> [What to produce]: Provide an exact reproduction of every entry.

> [Recorded data]:
══════════════════════════════

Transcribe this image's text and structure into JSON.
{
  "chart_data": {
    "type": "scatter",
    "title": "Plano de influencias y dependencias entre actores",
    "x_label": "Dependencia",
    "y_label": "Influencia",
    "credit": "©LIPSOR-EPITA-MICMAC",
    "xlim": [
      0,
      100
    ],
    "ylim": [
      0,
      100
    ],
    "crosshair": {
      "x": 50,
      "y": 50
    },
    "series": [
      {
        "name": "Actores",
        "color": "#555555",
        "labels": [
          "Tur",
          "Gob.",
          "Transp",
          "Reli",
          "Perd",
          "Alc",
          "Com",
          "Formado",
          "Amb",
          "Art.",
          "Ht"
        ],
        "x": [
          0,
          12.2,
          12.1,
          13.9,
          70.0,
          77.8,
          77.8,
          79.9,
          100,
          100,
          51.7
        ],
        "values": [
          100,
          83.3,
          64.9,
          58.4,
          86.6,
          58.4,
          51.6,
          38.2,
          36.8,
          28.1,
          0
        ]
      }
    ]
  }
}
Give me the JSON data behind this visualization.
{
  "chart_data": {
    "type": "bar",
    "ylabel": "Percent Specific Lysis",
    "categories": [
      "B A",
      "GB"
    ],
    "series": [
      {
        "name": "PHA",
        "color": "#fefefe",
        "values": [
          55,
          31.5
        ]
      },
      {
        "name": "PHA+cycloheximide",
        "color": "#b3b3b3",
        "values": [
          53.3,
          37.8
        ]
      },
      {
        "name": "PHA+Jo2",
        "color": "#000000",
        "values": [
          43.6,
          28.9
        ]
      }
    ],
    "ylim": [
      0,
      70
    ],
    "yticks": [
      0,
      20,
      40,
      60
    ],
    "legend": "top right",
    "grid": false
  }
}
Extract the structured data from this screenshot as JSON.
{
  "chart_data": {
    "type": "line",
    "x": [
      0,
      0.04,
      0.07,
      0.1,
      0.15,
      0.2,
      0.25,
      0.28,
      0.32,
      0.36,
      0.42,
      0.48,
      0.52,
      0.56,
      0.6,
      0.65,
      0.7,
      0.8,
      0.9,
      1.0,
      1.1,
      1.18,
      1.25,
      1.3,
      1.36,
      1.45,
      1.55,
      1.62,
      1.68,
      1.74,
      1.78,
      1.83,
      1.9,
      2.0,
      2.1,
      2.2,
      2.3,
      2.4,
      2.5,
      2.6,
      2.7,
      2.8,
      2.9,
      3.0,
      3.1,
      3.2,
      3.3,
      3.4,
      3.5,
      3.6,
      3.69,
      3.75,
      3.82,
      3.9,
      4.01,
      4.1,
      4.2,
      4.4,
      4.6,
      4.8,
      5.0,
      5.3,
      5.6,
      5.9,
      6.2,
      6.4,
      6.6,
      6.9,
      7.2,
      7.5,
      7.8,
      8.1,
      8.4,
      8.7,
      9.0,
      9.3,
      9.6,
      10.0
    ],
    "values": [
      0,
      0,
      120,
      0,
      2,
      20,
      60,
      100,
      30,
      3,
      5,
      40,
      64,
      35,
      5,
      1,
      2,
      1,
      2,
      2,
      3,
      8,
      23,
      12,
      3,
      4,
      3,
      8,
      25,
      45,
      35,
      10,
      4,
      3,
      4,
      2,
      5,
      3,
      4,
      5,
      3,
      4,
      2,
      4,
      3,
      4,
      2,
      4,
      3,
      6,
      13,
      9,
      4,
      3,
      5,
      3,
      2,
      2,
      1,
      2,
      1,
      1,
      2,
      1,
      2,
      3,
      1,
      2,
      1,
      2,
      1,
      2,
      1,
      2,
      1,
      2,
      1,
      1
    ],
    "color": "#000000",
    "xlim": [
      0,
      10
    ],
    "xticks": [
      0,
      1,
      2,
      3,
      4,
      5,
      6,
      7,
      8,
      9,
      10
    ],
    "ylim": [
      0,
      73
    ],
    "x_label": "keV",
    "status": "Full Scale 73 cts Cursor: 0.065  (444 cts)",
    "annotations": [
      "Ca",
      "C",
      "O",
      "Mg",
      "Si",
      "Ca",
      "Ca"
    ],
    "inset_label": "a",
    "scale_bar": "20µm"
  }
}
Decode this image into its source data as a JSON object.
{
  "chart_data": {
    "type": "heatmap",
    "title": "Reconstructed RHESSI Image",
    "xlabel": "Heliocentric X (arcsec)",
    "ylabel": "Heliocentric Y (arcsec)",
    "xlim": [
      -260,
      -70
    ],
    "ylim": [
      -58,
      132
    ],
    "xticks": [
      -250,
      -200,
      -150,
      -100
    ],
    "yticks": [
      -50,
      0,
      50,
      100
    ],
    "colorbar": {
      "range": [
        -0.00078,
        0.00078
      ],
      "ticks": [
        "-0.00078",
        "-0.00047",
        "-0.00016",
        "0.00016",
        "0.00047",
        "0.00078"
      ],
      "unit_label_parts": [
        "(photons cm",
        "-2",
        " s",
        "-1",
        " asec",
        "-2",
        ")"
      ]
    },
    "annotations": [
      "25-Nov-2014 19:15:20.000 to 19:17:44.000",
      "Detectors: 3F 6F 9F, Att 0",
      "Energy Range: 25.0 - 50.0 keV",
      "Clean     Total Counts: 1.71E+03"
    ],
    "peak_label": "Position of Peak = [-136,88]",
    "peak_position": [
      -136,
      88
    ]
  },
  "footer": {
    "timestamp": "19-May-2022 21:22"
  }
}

══════════════════════════════

> [Solution for this exercise]:
Transcribe this image's text and structure into JSON.
{
  "chart_data": {
    "type": "scatter",
    "title": "Plano de influencias y dependencias entre actores",
    "x_label": "Dependencia",
    "y_label": "Influencia",
    "credit": "©LIPSOR-EPITA-MICMAC",
    "xlim": [
      0,
      100
    ],
    "ylim": [
      0,
      100
    ],
    "crosshair": {
      "x": 50,
      "y": 50
    },
    "series": [
      {
        "name": "Actores",
        "color": "#555555",
        "labels": [
          "Tur",
          "Gob.",
          "Transp",
          "Reli",
          "Perd",
          "Alc",
          "Com",
          "Formado",
          "Amb",
          "Art.",
          "Ht"
        ],
        "x": [
          0,
          12.2,
          12.1,
          13.9,
          70.0,
          77.8,
          77.8,
          79.9,
          100,
          100,
          51.7
        ],
        "values": [
          100,
          83.3,
          64.9,
          58.4,
          86.6,
          58.4,
          51.6,
          38.2,
          36.8,
          28.1,
          0
        ]
      }
    ]
  }
}
Give me the JSON data behind this visualization.
{
  "chart_data": {
    "type": "bar",
    "ylabel": "Percent Specific Lysis",
    "categories": [
      "B A",
      "GB"
    ],
    "series": [
      {
        "name": "PHA",
        "color": "#fefefe",
        "values": [
          55,
          31.5
        ]
      },
      {
        "name": "PHA+cycloheximide",
        "color": "#b3b3b3",
        "values": [
          53.3,
          37.8
        ]
      },
      {
        "name": "PHA+Jo2",
        "color": "#000000",
        "values": [
          43.6,
          28.9
        ]
      }
    ],
    "ylim": [
      0,
      70
    ],
    "yticks": [
      0,
      20,
      40,
      60
    ],
    "legend": "top right",
    "grid": false
  }
}
Extract the structured data from this screenshot as JSON.
{
  "chart_data": {
    "type": "line",
    "x": [
      0,
      0.04,
      0.07,
      0.1,
      0.15,
      0.2,
      0.25,
      0.28,
      0.32,
      0.36,
      0.42,
      0.48,
      0.52,
      0.56,
      0.6,
      0.65,
      0.7,
      0.8,
      0.9,
      1.0,
      1.1,
      1.18,
      1.25,
      1.3,
      1.36,
      1.45,
      1.55,
      1.62,
      1.68,
      1.74,
      1.78,
      1.83,
      1.9,
      2.0,
      2.1,
      2.2,
      2.3,
      2.4,
      2.5,
      2.6,
      2.7,
      2.8,
      2.9,
      3.0,
      3.1,
      3.2,
      3.3,
      3.4,
      3.5,
      3.6,
      3.69,
      3.75,
      3.82,
      3.9,
      4.01,
      4.1,
      4.2,
      4.4,
      4.6,
      4.8,
      5.0,
      5.3,
      5.6,
      5.9,
      6.2,
      6.4,
      6.6,
      6.9,
      7.2,
      7.5,
      7.8,
      8.1,
      8.4,
      8.7,
      9.0,
      9.3,
      9.6,
      10.0
    ],
    "values": [
      0,
      0,
      120,
      0,
      2,
      20,
      60,
      100,
      30,
      3,
      5,
      40,
      64,
      35,
      5,
      1,
      2,
      1,
      2,
      2,
      3,
      8,
      23,
      12,
      3,
      4,
      3,
      8,
      25,
      45,
      35,
      10,
      4,
      3,
      4,
      2,
      5,
      3,
      4,
      5,
      3,
      4,
      2,
      4,
      3,
      4,
      2,
      4,
      3,
      6,
      13,
      9,
      4,
      3,
      5,
      3,
      2,
      2,
      1,
      2,
      1,
      1,
      2,
      1,
      2,
      3,
      1,
      2,
      1,
      2,
      1,
      2,
      1,
      2,
      1,
      2,
      1,
      1
    ],
    "color": "#000000",
    "xlim": [
      0,
      10
    ],
    "xticks": [
      0,
      1,
      2,
      3,
      4,
      5,
      6,
      7,
      8,
      9,
      10
    ],
    "ylim": [
      0,
      73
    ],
    "x_label": "keV",
    "status": "Full Scale 73 cts Cursor: 0.065  (444 cts)",
    "annotations": [
      "Ca",
      "C",
      "O",
      "Mg",
      "Si",
      "Ca",
      "Ca"
    ],
    "inset_label": "a",
    "scale_bar": "20µm"
  }
}
Decode this image into its source data as a JSON object.
{
  "chart_data": {
    "type": "heatmap",
    "title": "Reconstructed RHESSI Image",
    "xlabel": "Heliocentric X (arcsec)",
    "ylabel": "Heliocentric Y (arcsec)",
    "xlim": [
      -260,
      -70
    ],
    "ylim": [
      -58,
      132
    ],
    "xticks": [
      -250,
      -200,
      -150,
      -100
    ],
    "yticks": [
      -50,
      0,
      50,
      100
    ],
    "colorbar": {
      "range": [
        -0.00078,
        0.00078
      ],
      "ticks": [
        "-0.00078",
        "-0.00047",
        "-0.00016",
        "0.00016",
        "0.00047",
        "0.00078"
      ],
      "unit_label_parts": [
        "(photons cm",
        "-2",
        " s",
        "-1",
        " asec",
        "-2",
        ")"
      ]
    },
    "annotations": [
      "25-Nov-2014 19:15:20.000 to 19:17:44.000",
      "Detectors: 3F 6F 9F, Att 0",
      "Energy Range: 25.0 - 50.0 keV",
      "Clean     Total Counts: 1.71E+03"
    ],
    "peak_label": "Position of Peak = [-136,88]",
    "peak_position": [
      -136,
      88
    ]
  },
  "footer": {
    "timestamp": "19-May-2022 21:22"
  }
}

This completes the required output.